Given instruction. Your task is to transcribe all of the records exactly and leave out the pictures.

Material to process.
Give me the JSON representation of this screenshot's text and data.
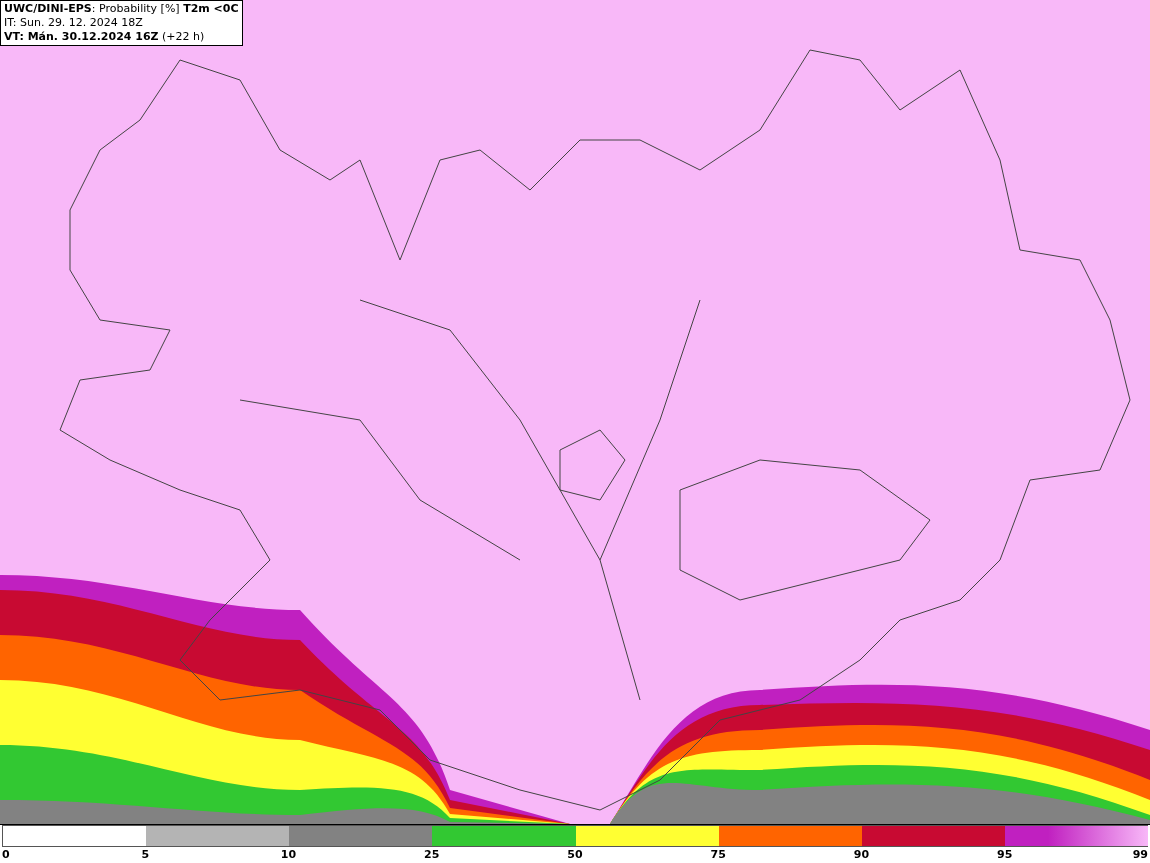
{
  "title_box": {
    "lines": [
      "**UWC/DINI-EPS**: Probability [%] **T2m <0C**",
      "IT: Sun. 29. 12. 2024 18Z",
      "**VT: Mán. 30.12.2024 16Z** (+22 h)"
    ]
  },
  "legend": {
    "segments": [
      {
        "color": "#ffffff"
      },
      {
        "color": "#b4b4b4"
      },
      {
        "color": "#828282"
      },
      {
        "color": "#32c832"
      },
      {
        "color": "#ffff32"
      },
      {
        "color": "#ff6400"
      },
      {
        "color": "#c80a32"
      },
      {
        "color": "#c020c0"
      }
    ],
    "labels": [
      "0",
      "5",
      "10",
      "25",
      "50",
      "75",
      "90",
      "95",
      "99"
    ]
  }
}
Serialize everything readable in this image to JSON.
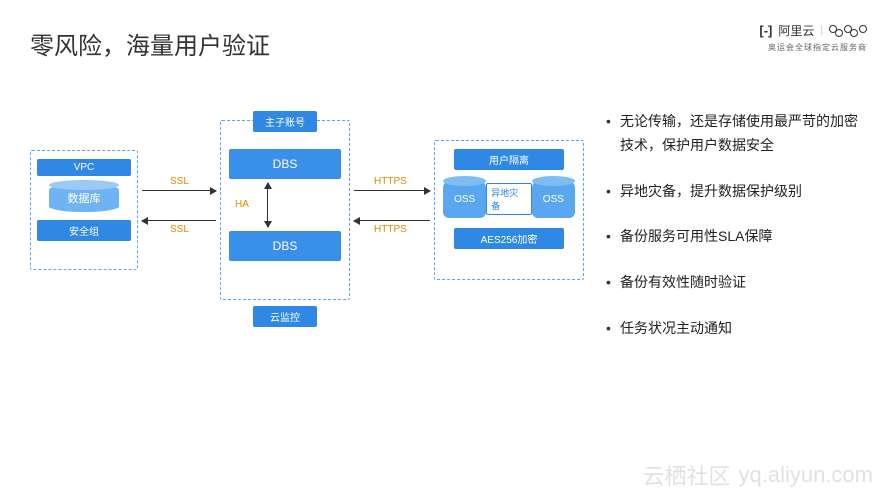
{
  "title": "零风险，海量用户验证",
  "logo": {
    "brand": "阿里云",
    "sub": "奥运会全球指定云服务商"
  },
  "diagram": {
    "left": {
      "vpc": "VPC",
      "db_label": "数据库",
      "secgroup": "安全组"
    },
    "mid": {
      "top_tag": "主子账号",
      "dbs1": "DBS",
      "ha": "HA",
      "dbs2": "DBS",
      "bottom_tag": "云监控"
    },
    "right": {
      "user_iso": "用户隔离",
      "oss1": "OSS",
      "dr_label": "异地灾备",
      "oss2": "OSS",
      "aes": "AES256加密"
    },
    "arrows": {
      "ssl1": "SSL",
      "ssl2": "SSL",
      "https1": "HTTPS",
      "https2": "HTTPS"
    }
  },
  "bullets": [
    "无论传输，还是存储使用最严苛的加密技术，保护用户数据安全",
    "异地灾备，提升数据保护级别",
    "备份服务可用性SLA保障",
    "备份有效性随时验证",
    "任务状况主动通知"
  ],
  "watermark": {
    "cn": "云栖社区",
    "url": "yq.aliyun.com"
  }
}
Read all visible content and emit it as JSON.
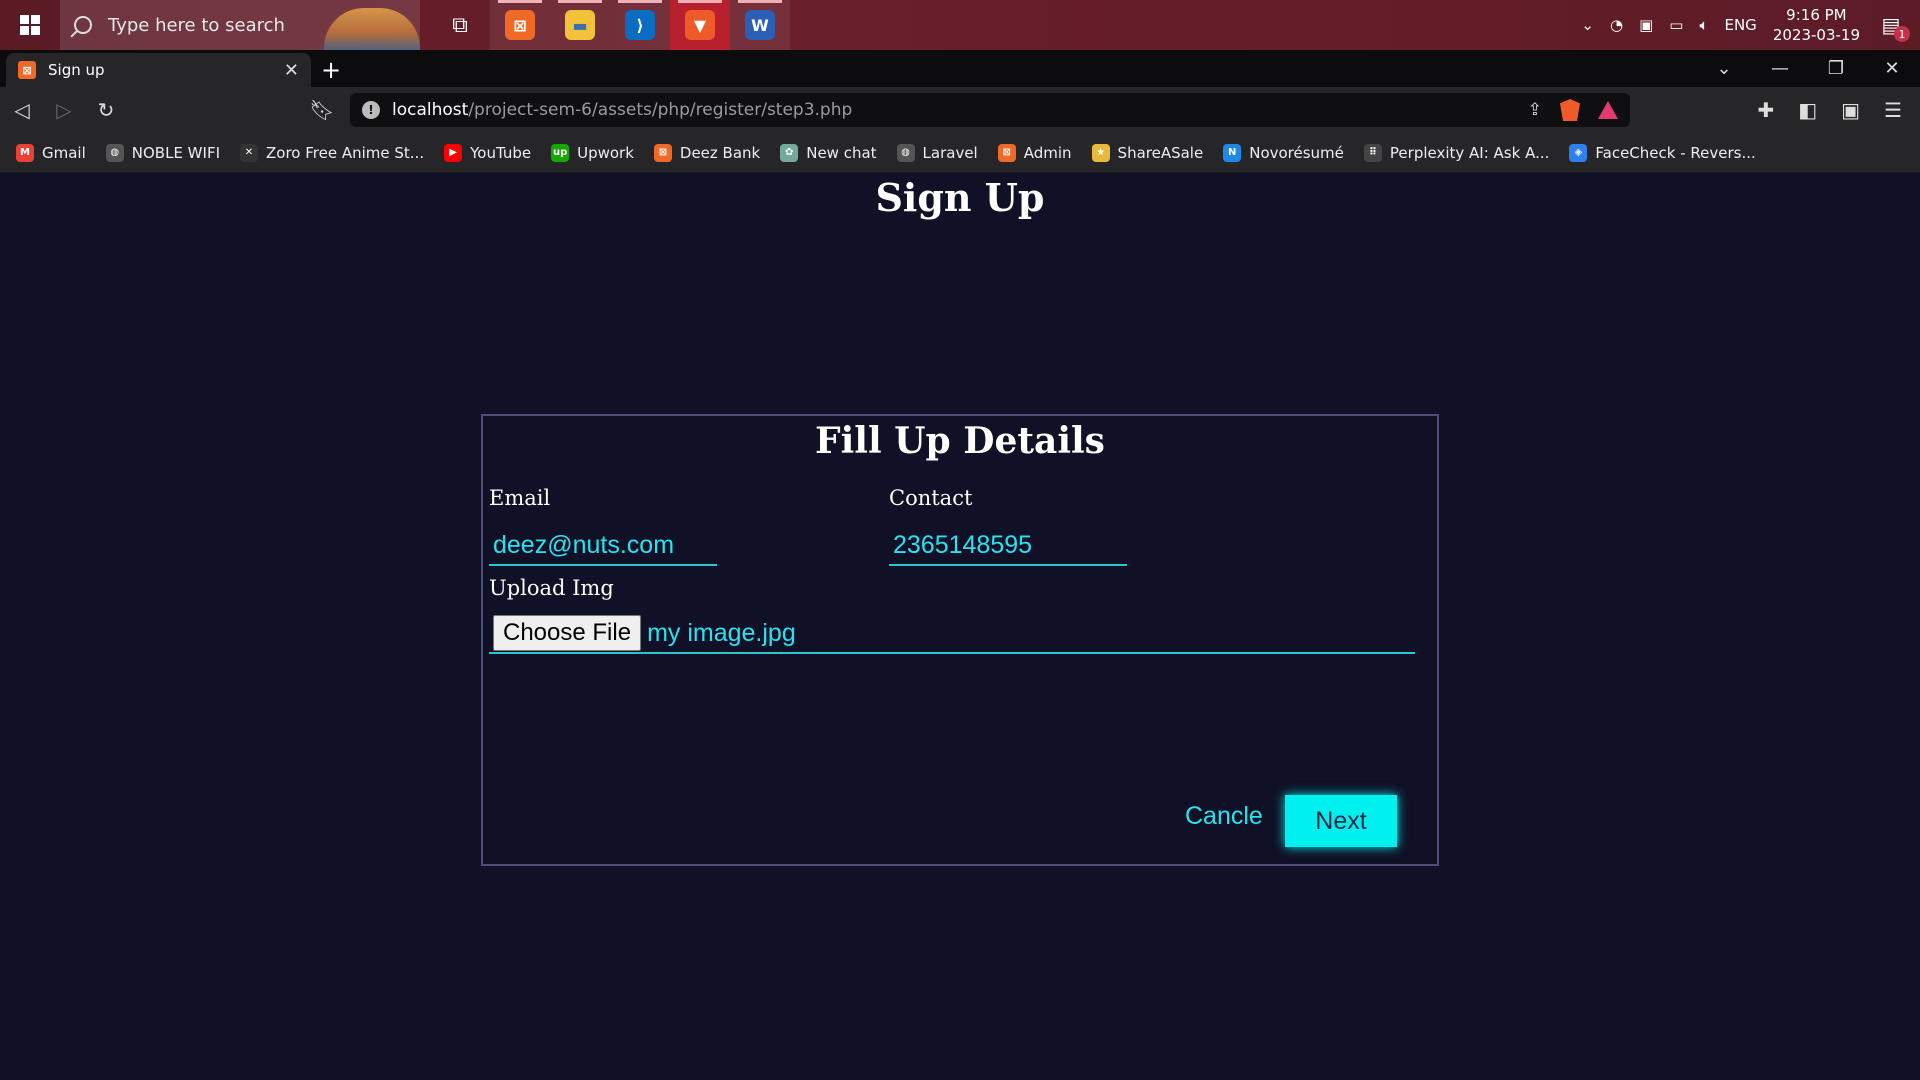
{
  "taskbar": {
    "search_placeholder": "Type here to search",
    "language": "ENG",
    "time": "9:16 PM",
    "date": "2023-03-19",
    "notification_count": "1"
  },
  "browser": {
    "tab_title": "Sign up",
    "url_host": "localhost",
    "url_path": "/project-sem-6/assets/php/register/step3.php"
  },
  "bookmarks": [
    {
      "label": "Gmail",
      "icon": "gmail-icon",
      "color": "#ea4335",
      "glyph": "M"
    },
    {
      "label": "NOBLE WIFI",
      "icon": "globe-icon",
      "color": "#555",
      "glyph": "◍"
    },
    {
      "label": "Zoro Free Anime St...",
      "icon": "zoro-icon",
      "color": "#333",
      "glyph": "✕"
    },
    {
      "label": "YouTube",
      "icon": "youtube-icon",
      "color": "#ff0000",
      "glyph": "▶"
    },
    {
      "label": "Upwork",
      "icon": "upwork-icon",
      "color": "#14a800",
      "glyph": "up"
    },
    {
      "label": "Deez Bank",
      "icon": "xampp-icon",
      "color": "#f06a27",
      "glyph": "⊠"
    },
    {
      "label": "New chat",
      "icon": "chatgpt-icon",
      "color": "#74aa9c",
      "glyph": "✿"
    },
    {
      "label": "Laravel",
      "icon": "globe-icon",
      "color": "#555",
      "glyph": "◍"
    },
    {
      "label": "Admin",
      "icon": "xampp-icon",
      "color": "#f06a27",
      "glyph": "⊠"
    },
    {
      "label": "ShareASale",
      "icon": "star-icon",
      "color": "#e8b93a",
      "glyph": "★"
    },
    {
      "label": "Novorésumé",
      "icon": "novoresume-icon",
      "color": "#1e88e5",
      "glyph": "N"
    },
    {
      "label": "Perplexity AI: Ask A...",
      "icon": "grid-icon",
      "color": "#444",
      "glyph": "⠿"
    },
    {
      "label": "FaceCheck - Revers...",
      "icon": "shield-icon",
      "color": "#2f80ed",
      "glyph": "◈"
    }
  ],
  "page": {
    "title": "Sign Up",
    "form_title": "Fill Up Details",
    "email_label": "Email",
    "email_value": "deez@nuts.com",
    "contact_label": "Contact",
    "contact_value": "2365148595",
    "upload_label": "Upload Img",
    "choose_file_label": "Choose File",
    "file_name": "my image.jpg",
    "cancel_label": "Cancle",
    "next_label": "Next"
  },
  "colors": {
    "page_bg": "#101026",
    "accent": "#27e3ef",
    "next_button": "#00f0f0"
  }
}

Finished answer.
Give me the JSON representation of this screenshot's text and data.
{
  "title_box": {
    "lines": [
      "**UWC/DINI-EPS**: Probability [%] **T2m <0C**",
      "IT: Sun. 29. 12. 2024 18Z",
      "**VT: Mán. 30.12.2024 16Z** (+22 h)"
    ]
  },
  "legend": {
    "segments": [
      {
        "color": "#ffffff"
      },
      {
        "color": "#b4b4b4"
      },
      {
        "color": "#828282"
      },
      {
        "color": "#32c832"
      },
      {
        "color": "#ffff32"
      },
      {
        "color": "#ff6400"
      },
      {
        "color": "#c80a32"
      },
      {
        "color": "#c020c0"
      }
    ],
    "labels": [
      "0",
      "5",
      "10",
      "25",
      "50",
      "75",
      "90",
      "95",
      "99"
    ]
  }
}
Serialize everything readable in this image to JSON.
{
  "title": "零风险，海量用户验证",
  "logo": {
    "brand": "阿里云",
    "sub": "奥运会全球指定云服务商"
  },
  "diagram": {
    "left": {
      "vpc": "VPC",
      "db_label": "数据库",
      "secgroup": "安全组"
    },
    "mid": {
      "top_tag": "主子账号",
      "dbs1": "DBS",
      "ha": "HA",
      "dbs2": "DBS",
      "bottom_tag": "云监控"
    },
    "right": {
      "user_iso": "用户隔离",
      "oss1": "OSS",
      "dr_label": "异地灾备",
      "oss2": "OSS",
      "aes": "AES256加密"
    },
    "arrows": {
      "ssl1": "SSL",
      "ssl2": "SSL",
      "https1": "HTTPS",
      "https2": "HTTPS"
    }
  },
  "bullets": [
    "无论传输，还是存储使用最严苛的加密技术，保护用户数据安全",
    "异地灾备，提升数据保护级别",
    "备份服务可用性SLA保障",
    "备份有效性随时验证",
    "任务状况主动通知"
  ],
  "watermark": {
    "cn": "云栖社区",
    "url": "yq.aliyun.com"
  }
}
Read all visible content and emit it as JSON.
{
  "taskbar": {
    "search_placeholder": "Type here to search",
    "language": "ENG",
    "time": "9:16 PM",
    "date": "2023-03-19",
    "notification_count": "1"
  },
  "browser": {
    "tab_title": "Sign up",
    "url_host": "localhost",
    "url_path": "/project-sem-6/assets/php/register/step3.php"
  },
  "bookmarks": [
    {
      "label": "Gmail",
      "icon": "gmail-icon",
      "color": "#ea4335",
      "glyph": "M"
    },
    {
      "label": "NOBLE WIFI",
      "icon": "globe-icon",
      "color": "#555",
      "glyph": "◍"
    },
    {
      "label": "Zoro Free Anime St...",
      "icon": "zoro-icon",
      "color": "#333",
      "glyph": "✕"
    },
    {
      "label": "YouTube",
      "icon": "youtube-icon",
      "color": "#ff0000",
      "glyph": "▶"
    },
    {
      "label": "Upwork",
      "icon": "upwork-icon",
      "color": "#14a800",
      "glyph": "up"
    },
    {
      "label": "Deez Bank",
      "icon": "xampp-icon",
      "color": "#f06a27",
      "glyph": "⊠"
    },
    {
      "label": "New chat",
      "icon": "chatgpt-icon",
      "color": "#74aa9c",
      "glyph": "✿"
    },
    {
      "label": "Laravel",
      "icon": "globe-icon",
      "color": "#555",
      "glyph": "◍"
    },
    {
      "label": "Admin",
      "icon": "xampp-icon",
      "color": "#f06a27",
      "glyph": "⊠"
    },
    {
      "label": "ShareASale",
      "icon": "star-icon",
      "color": "#e8b93a",
      "glyph": "★"
    },
    {
      "label": "Novorésumé",
      "icon": "novoresume-icon",
      "color": "#1e88e5",
      "glyph": "N"
    },
    {
      "label": "Perplexity AI: Ask A...",
      "icon": "grid-icon",
      "color": "#444",
      "glyph": "⠿"
    },
    {
      "label": "FaceCheck - Revers...",
      "icon": "shield-icon",
      "color": "#2f80ed",
      "glyph": "◈"
    }
  ],
  "page": {
    "title": "Sign Up",
    "form_title": "Fill Up Details",
    "email_label": "Email",
    "email_value": "deez@nuts.com",
    "contact_label": "Contact",
    "contact_value": "2365148595",
    "upload_label": "Upload Img",
    "choose_file_label": "Choose File",
    "file_name": "my image.jpg",
    "cancel_label": "Cancle",
    "next_label": "Next"
  },
  "colors": {
    "page_bg": "#101026",
    "accent": "#27e3ef",
    "next_button": "#00f0f0"
  }
}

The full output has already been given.